• [POR HACER]:
[a] Según el texto sobre la industria textil, ¿cuántas toneladas de productos textiles y de indumentaria ingresaron al país durante el primer semestre?
[b] Retoma el texto sobre la industria textil y continúalo a partir de su última oración.

• [TEXTO]:
━━━━━━━━

Según un informe de la Fundación Pro Tejer, durante el primer semestre ingresaron al país 177.356 toneladas de productos textiles y de indumentaria por u$s911 millones. En términos interanuales, las compras externas disminuyeron 20% en volumen y 5% en valor, aunque el comportamiento fue dispar entre los distintos eslabones de la cadena.
"Nosotros estamos inmersos dentro de un país al que algunas actividades están emergiendo con mucha fuerza, pero otras tienen la dificultad de una economía demasiada abierta, entre las cuales está la industria textil. Estamos preocupados, no bajamos los brazos, no dejamos de invertir, no dejamos de tomar las medidas para poder permanecer en el mercado, pero la situación para la industria textil no es fácil porque nos ponen a competir con una economía abierta y reglas distintas", expuso en LV12, el empresario textil, Carlos Muia.
En este marco, aclaró que la intención no es no competir. "Estamos de acuerdo con algunas de las medidas que toma el Gobierno porque todos queremos un país normal con una inflación anual de 4 %, que el Banco Central cuide nuestra moneda y el peso se fortifique, queremos un país que sea serio, que gaste solo lo que pueda gastar y con industria".

━━━━━━━━

• [DATOS PROPORCIONADOS]:
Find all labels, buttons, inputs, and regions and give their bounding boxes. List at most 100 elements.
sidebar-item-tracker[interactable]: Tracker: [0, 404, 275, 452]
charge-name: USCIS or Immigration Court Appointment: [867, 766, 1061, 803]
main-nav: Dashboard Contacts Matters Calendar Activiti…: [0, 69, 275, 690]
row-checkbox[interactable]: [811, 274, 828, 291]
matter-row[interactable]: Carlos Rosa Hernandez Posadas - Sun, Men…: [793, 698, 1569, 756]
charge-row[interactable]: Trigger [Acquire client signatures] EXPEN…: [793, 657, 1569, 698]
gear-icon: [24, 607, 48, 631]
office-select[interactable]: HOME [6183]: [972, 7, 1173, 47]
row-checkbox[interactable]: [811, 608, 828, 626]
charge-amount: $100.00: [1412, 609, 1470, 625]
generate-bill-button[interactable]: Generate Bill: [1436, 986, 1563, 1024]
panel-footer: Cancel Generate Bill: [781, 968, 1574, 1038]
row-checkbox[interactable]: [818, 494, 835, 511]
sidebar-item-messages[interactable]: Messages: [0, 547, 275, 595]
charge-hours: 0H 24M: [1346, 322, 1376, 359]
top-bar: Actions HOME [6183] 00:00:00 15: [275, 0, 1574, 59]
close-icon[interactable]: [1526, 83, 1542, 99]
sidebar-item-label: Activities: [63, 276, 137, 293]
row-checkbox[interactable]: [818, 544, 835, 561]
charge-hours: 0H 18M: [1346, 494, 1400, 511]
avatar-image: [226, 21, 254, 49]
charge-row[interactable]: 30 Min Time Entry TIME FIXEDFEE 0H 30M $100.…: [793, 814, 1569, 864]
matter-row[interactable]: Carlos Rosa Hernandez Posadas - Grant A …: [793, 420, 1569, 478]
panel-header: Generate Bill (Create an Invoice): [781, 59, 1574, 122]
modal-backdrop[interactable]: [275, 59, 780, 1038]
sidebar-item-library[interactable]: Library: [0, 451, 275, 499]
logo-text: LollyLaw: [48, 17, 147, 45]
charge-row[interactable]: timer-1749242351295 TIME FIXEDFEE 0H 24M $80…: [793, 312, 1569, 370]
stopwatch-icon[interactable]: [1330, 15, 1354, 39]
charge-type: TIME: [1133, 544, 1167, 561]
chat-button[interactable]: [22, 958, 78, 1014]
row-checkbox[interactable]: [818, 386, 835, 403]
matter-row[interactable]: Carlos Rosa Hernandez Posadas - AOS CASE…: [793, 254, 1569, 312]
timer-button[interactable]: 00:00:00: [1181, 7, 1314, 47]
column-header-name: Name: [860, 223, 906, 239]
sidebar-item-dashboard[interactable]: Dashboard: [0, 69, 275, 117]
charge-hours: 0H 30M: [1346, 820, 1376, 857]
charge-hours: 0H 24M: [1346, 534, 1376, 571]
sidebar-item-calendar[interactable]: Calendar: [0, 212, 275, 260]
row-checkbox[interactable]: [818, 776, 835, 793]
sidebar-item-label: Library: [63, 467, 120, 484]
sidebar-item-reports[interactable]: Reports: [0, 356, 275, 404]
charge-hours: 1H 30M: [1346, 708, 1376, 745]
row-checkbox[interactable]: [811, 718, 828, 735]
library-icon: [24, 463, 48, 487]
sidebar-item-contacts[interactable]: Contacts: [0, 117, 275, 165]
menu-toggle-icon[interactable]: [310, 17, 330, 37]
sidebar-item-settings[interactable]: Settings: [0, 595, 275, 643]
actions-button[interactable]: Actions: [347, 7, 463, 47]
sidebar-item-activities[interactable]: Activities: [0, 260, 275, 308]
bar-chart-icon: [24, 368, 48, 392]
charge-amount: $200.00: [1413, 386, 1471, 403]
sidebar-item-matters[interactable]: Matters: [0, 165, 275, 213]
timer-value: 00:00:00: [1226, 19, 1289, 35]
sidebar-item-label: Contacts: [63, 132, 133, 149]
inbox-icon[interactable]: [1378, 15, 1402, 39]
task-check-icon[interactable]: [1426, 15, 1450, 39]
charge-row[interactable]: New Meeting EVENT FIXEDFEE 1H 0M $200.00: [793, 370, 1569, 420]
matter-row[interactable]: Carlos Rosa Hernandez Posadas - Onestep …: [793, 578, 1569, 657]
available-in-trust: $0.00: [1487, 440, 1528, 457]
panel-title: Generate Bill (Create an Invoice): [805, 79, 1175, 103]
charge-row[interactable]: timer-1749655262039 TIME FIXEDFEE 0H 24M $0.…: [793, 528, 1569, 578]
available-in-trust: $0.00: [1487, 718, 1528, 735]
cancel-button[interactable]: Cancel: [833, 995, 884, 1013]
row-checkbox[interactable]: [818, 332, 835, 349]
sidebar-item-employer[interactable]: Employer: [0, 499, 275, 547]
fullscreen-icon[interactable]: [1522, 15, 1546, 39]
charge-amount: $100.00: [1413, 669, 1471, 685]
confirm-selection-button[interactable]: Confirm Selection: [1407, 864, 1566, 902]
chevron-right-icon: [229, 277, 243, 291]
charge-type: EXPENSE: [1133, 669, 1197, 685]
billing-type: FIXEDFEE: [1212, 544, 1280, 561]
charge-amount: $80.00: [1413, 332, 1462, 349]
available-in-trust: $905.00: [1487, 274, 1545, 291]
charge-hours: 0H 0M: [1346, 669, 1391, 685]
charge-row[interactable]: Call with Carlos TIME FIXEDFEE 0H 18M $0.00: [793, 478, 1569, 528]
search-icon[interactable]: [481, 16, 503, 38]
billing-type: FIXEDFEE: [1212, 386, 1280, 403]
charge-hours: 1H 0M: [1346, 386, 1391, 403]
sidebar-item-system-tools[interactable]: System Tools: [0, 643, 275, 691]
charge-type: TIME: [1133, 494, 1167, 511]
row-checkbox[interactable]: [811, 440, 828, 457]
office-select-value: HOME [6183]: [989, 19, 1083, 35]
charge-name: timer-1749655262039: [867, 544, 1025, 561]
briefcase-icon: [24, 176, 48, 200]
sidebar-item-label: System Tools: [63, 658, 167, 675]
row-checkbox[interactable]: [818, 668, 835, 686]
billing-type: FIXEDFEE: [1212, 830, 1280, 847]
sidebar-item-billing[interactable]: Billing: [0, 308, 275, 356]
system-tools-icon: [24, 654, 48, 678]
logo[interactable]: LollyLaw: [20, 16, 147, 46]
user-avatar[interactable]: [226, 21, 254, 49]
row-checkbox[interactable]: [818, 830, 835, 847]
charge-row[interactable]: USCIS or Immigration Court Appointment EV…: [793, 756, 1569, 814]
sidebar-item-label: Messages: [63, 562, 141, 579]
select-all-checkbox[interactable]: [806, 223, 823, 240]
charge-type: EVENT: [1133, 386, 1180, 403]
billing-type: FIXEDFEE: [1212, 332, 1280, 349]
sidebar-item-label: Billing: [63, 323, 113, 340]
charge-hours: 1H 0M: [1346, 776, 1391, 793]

━━━━━━━━

• [RESPUESTAS]:
[a] Ingresaron 177.356 toneladas.

[b]
Muia sostuvo que "para competir con China necesito tasas de crédito como las de China. No estamos compitiendo de igual a igual, entonces en esto disentimos porque el país necesita a las industrias".
Por último, el presidente de Santista Argentina, textil ubicada en Famaillá, destacó que han invertido más de 30 millones de dólares en equipamientos modernos. "Hemos hecho la restructuración que consideramos teníamos que hacer. Acá lo que está frenado el mercado interno y por un lado tenemos la amenaza exportadora de aquellas potencias que quieren invadirnos comercialmente".